§ SHORT EXERCISE
Identify the lines that contain the word "icon" and copy each one.

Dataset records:
——————
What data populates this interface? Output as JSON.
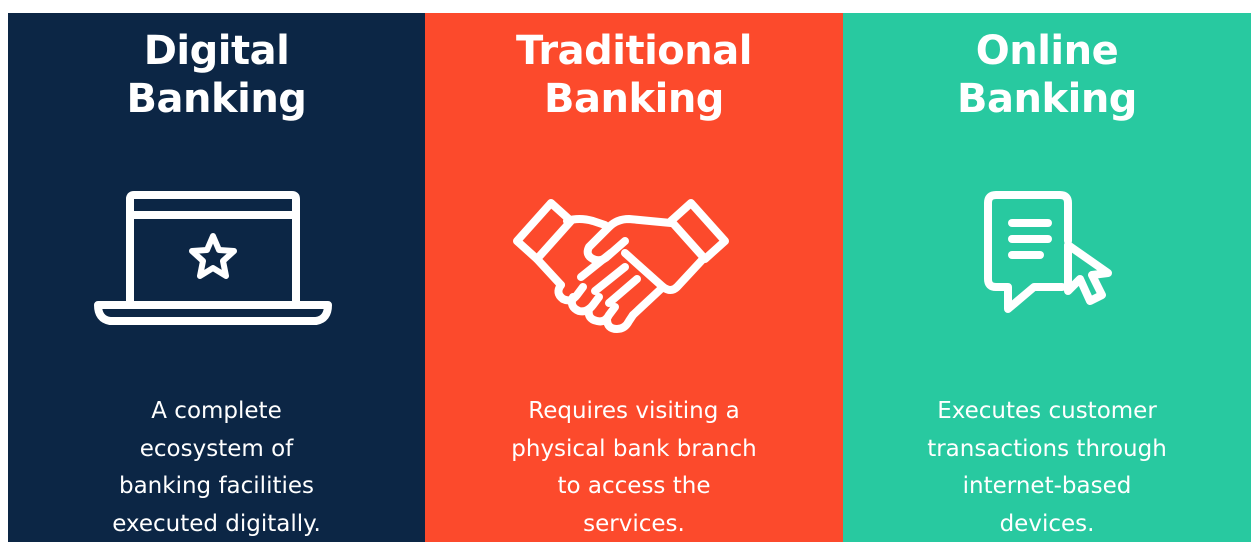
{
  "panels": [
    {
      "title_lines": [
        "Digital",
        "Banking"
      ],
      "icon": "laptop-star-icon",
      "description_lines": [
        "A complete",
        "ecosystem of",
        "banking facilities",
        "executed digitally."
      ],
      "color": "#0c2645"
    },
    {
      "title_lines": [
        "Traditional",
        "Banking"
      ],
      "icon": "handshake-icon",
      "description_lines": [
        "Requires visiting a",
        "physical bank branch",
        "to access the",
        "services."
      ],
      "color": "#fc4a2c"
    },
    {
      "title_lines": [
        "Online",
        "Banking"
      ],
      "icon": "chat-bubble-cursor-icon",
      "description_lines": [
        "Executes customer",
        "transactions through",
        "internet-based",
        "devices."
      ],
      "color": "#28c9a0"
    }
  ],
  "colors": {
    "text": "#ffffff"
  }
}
——————
§ OUTPUT OF THE TASK
      "icon": "laptop-star-icon",
      "icon": "handshake-icon",
      "icon": "chat-bubble-cursor-icon",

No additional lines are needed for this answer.